Your task is to print the material below exactly as presented.
[Start Provided information]
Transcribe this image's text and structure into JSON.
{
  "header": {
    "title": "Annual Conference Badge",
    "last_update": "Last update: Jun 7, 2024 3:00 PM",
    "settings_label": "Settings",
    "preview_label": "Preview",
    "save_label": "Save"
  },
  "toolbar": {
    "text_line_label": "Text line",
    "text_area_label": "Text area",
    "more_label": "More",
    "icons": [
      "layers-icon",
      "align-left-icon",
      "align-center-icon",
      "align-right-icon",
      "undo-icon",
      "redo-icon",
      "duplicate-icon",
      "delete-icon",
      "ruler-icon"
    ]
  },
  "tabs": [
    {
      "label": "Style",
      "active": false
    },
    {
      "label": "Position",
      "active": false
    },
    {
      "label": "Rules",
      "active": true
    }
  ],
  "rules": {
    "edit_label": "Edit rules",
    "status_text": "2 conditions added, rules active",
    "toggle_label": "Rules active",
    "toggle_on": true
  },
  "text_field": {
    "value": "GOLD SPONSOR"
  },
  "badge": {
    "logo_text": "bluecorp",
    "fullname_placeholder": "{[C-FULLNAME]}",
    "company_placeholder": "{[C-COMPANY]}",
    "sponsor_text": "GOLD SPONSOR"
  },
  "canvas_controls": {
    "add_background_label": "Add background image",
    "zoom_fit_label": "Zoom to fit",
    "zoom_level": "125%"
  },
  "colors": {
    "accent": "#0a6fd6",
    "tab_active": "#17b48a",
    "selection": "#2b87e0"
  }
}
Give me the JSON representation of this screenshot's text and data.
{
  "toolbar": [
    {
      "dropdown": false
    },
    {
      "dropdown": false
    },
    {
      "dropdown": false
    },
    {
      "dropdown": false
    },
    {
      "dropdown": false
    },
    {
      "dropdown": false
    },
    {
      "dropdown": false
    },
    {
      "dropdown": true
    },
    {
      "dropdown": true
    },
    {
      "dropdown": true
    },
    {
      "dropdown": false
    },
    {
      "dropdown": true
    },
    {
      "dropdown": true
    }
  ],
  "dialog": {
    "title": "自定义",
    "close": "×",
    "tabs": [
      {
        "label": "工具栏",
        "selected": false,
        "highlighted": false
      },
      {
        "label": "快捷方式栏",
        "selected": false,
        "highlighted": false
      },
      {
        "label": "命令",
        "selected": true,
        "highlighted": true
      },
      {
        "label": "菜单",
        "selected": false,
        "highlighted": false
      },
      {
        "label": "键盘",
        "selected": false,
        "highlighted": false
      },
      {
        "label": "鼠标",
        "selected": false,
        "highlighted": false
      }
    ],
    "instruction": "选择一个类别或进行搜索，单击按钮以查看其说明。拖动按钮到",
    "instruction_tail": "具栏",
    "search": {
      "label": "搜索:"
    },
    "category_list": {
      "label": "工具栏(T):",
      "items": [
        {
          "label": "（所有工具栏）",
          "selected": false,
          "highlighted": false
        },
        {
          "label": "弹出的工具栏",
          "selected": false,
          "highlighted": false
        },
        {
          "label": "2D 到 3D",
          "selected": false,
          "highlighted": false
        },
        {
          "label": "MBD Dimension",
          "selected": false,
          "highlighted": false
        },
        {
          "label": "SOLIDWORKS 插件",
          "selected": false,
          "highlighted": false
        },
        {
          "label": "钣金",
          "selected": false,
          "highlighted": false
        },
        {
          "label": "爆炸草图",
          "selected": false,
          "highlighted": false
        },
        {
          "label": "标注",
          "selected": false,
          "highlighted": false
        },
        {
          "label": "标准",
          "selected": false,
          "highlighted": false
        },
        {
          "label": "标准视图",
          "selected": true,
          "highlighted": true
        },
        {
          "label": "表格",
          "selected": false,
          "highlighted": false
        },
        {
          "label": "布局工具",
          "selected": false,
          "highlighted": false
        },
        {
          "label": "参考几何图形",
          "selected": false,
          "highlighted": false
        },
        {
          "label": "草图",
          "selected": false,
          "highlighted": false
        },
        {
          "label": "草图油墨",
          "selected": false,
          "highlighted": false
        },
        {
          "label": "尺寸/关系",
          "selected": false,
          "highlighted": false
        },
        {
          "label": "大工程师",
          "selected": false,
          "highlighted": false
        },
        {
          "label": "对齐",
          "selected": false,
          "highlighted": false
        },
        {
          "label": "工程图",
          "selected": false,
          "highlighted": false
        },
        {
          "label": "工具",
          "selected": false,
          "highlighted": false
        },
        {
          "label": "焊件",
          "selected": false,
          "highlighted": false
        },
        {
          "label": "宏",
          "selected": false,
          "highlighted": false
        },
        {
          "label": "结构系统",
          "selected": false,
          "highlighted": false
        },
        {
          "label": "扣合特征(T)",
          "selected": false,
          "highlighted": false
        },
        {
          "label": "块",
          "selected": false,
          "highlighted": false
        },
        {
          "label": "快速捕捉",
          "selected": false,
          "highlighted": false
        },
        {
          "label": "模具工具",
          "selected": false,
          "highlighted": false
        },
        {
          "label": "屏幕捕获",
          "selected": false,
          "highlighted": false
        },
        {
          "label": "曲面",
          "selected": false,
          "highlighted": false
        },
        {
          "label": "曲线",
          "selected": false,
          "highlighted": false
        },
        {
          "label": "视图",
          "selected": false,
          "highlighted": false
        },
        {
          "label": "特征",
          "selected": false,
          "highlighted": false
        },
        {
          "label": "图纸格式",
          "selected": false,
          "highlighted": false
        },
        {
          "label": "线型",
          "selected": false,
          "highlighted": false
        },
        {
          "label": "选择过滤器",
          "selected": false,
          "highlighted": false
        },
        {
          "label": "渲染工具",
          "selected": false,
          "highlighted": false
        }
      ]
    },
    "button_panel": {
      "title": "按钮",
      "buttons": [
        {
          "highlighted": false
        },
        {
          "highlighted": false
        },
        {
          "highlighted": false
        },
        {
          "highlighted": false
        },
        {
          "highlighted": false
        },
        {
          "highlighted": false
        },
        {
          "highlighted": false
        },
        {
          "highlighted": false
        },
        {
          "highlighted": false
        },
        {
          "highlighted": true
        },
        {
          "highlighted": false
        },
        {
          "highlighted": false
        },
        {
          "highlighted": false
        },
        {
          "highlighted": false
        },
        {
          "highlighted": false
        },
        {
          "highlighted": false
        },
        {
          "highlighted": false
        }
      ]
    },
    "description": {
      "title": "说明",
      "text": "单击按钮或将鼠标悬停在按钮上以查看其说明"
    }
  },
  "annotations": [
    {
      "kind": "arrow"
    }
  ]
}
[End Provided information]
Answer to the problem
Transcribe this image's text and structure into JSON.
{
  "header": {
    "title": "Annual Conference Badge",
    "last_update": "Last update: Jun 7, 2024 3:00 PM",
    "settings_label": "Settings",
    "preview_label": "Preview",
    "save_label": "Save"
  },
  "toolbar": {
    "text_line_label": "Text line",
    "text_area_label": "Text area",
    "more_label": "More",
    "icons": [
      "layers-icon",
      "align-left-icon",
      "align-center-icon",
      "align-right-icon",
      "undo-icon",
      "redo-icon",
      "duplicate-icon",
      "delete-icon",
      "ruler-icon"
    ]
  },
  "tabs": [
    {
      "label": "Style",
      "active": false
    },
    {
      "label": "Position",
      "active": false
    },
    {
      "label": "Rules",
      "active": true
    }
  ],
  "rules": {
    "edit_label": "Edit rules",
    "status_text": "2 conditions added, rules active",
    "toggle_label": "Rules active",
    "toggle_on": true
  },
  "text_field": {
    "value": "GOLD SPONSOR"
  },
  "badge": {
    "logo_text": "bluecorp",
    "fullname_placeholder": "{[C-FULLNAME]}",
    "company_placeholder": "{[C-COMPANY]}",
    "sponsor_text": "GOLD SPONSOR"
  },
  "canvas_controls": {
    "add_background_label": "Add background image",
    "zoom_fit_label": "Zoom to fit",
    "zoom_level": "125%"
  },
  "colors": {
    "accent": "#0a6fd6",
    "tab_active": "#17b48a",
    "selection": "#2b87e0"
  }
}
Give me the JSON representation of this screenshot's text and data.
{
  "toolbar": [
    {
      "dropdown": false
    },
    {
      "dropdown": false
    },
    {
      "dropdown": false
    },
    {
      "dropdown": false
    },
    {
      "dropdown": false
    },
    {
      "dropdown": false
    },
    {
      "dropdown": false
    },
    {
      "dropdown": true
    },
    {
      "dropdown": true
    },
    {
      "dropdown": true
    },
    {
      "dropdown": false
    },
    {
      "dropdown": true
    },
    {
      "dropdown": true
    }
  ],
  "dialog": {
    "title": "自定义",
    "close": "×",
    "tabs": [
      {
        "label": "工具栏",
        "selected": false,
        "highlighted": false
      },
      {
        "label": "快捷方式栏",
        "selected": false,
        "highlighted": false
      },
      {
        "label": "命令",
        "selected": true,
        "highlighted": true
      },
      {
        "label": "菜单",
        "selected": false,
        "highlighted": false
      },
      {
        "label": "键盘",
        "selected": false,
        "highlighted": false
      },
      {
        "label": "鼠标",
        "selected": false,
        "highlighted": false
      }
    ],
    "instruction": "选择一个类别或进行搜索，单击按钮以查看其说明。拖动按钮到",
    "instruction_tail": "具栏",
    "search": {
      "label": "搜索:"
    },
    "category_list": {
      "label": "工具栏(T):",
      "items": [
        {
          "label": "（所有工具栏）",
          "selected": false,
          "highlighted": false
        },
        {
          "label": "弹出的工具栏",
          "selected": false,
          "highlighted": false
        },
        {
          "label": "2D 到 3D",
          "selected": false,
          "highlighted": false
        },
        {
          "label": "MBD Dimension",
          "selected": false,
          "highlighted": false
        },
        {
          "label": "SOLIDWORKS 插件",
          "selected": false,
          "highlighted": false
        },
        {
          "label": "钣金",
          "selected": false,
          "highlighted": false
        },
        {
          "label": "爆炸草图",
          "selected": false,
          "highlighted": false
        },
        {
          "label": "标注",
          "selected": false,
          "highlighted": false
        },
        {
          "label": "标准",
          "selected": false,
          "highlighted": false
        },
        {
          "label": "标准视图",
          "selected": true,
          "highlighted": true
        },
        {
          "label": "表格",
          "selected": false,
          "highlighted": false
        },
        {
          "label": "布局工具",
          "selected": false,
          "highlighted": false
        },
        {
          "label": "参考几何图形",
          "selected": false,
          "highlighted": false
        },
        {
          "label": "草图",
          "selected": false,
          "highlighted": false
        },
        {
          "label": "草图油墨",
          "selected": false,
          "highlighted": false
        },
        {
          "label": "尺寸/关系",
          "selected": false,
          "highlighted": false
        },
        {
          "label": "大工程师",
          "selected": false,
          "highlighted": false
        },
        {
          "label": "对齐",
          "selected": false,
          "highlighted": false
        },
        {
          "label": "工程图",
          "selected": false,
          "highlighted": false
        },
        {
          "label": "工具",
          "selected": false,
          "highlighted": false
        },
        {
          "label": "焊件",
          "selected": false,
          "highlighted": false
        },
        {
          "label": "宏",
          "selected": false,
          "highlighted": false
        },
        {
          "label": "结构系统",
          "selected": false,
          "highlighted": false
        },
        {
          "label": "扣合特征(T)",
          "selected": false,
          "highlighted": false
        },
        {
          "label": "块",
          "selected": false,
          "highlighted": false
        },
        {
          "label": "快速捕捉",
          "selected": false,
          "highlighted": false
        },
        {
          "label": "模具工具",
          "selected": false,
          "highlighted": false
        },
        {
          "label": "屏幕捕获",
          "selected": false,
          "highlighted": false
        },
        {
          "label": "曲面",
          "selected": false,
          "highlighted": false
        },
        {
          "label": "曲线",
          "selected": false,
          "highlighted": false
        },
        {
          "label": "视图",
          "selected": false,
          "highlighted": false
        },
        {
          "label": "特征",
          "selected": false,
          "highlighted": false
        },
        {
          "label": "图纸格式",
          "selected": false,
          "highlighted": false
        },
        {
          "label": "线型",
          "selected": false,
          "highlighted": false
        },
        {
          "label": "选择过滤器",
          "selected": false,
          "highlighted": false
        },
        {
          "label": "渲染工具",
          "selected": false,
          "highlighted": false
        }
      ]
    },
    "button_panel": {
      "title": "按钮",
      "buttons": [
        {
          "highlighted": false
        },
        {
          "highlighted": false
        },
        {
          "highlighted": false
        },
        {
          "highlighted": false
        },
        {
          "highlighted": false
        },
        {
          "highlighted": false
        },
        {
          "highlighted": false
        },
        {
          "highlighted": false
        },
        {
          "highlighted": false
        },
        {
          "highlighted": true
        },
        {
          "highlighted": false
        },
        {
          "highlighted": false
        },
        {
          "highlighted": false
        },
        {
          "highlighted": false
        },
        {
          "highlighted": false
        },
        {
          "highlighted": false
        },
        {
          "highlighted": false
        }
      ]
    },
    "description": {
      "title": "说明",
      "text": "单击按钮或将鼠标悬停在按钮上以查看其说明"
    }
  },
  "annotations": [
    {
      "kind": "arrow"
    }
  ]
}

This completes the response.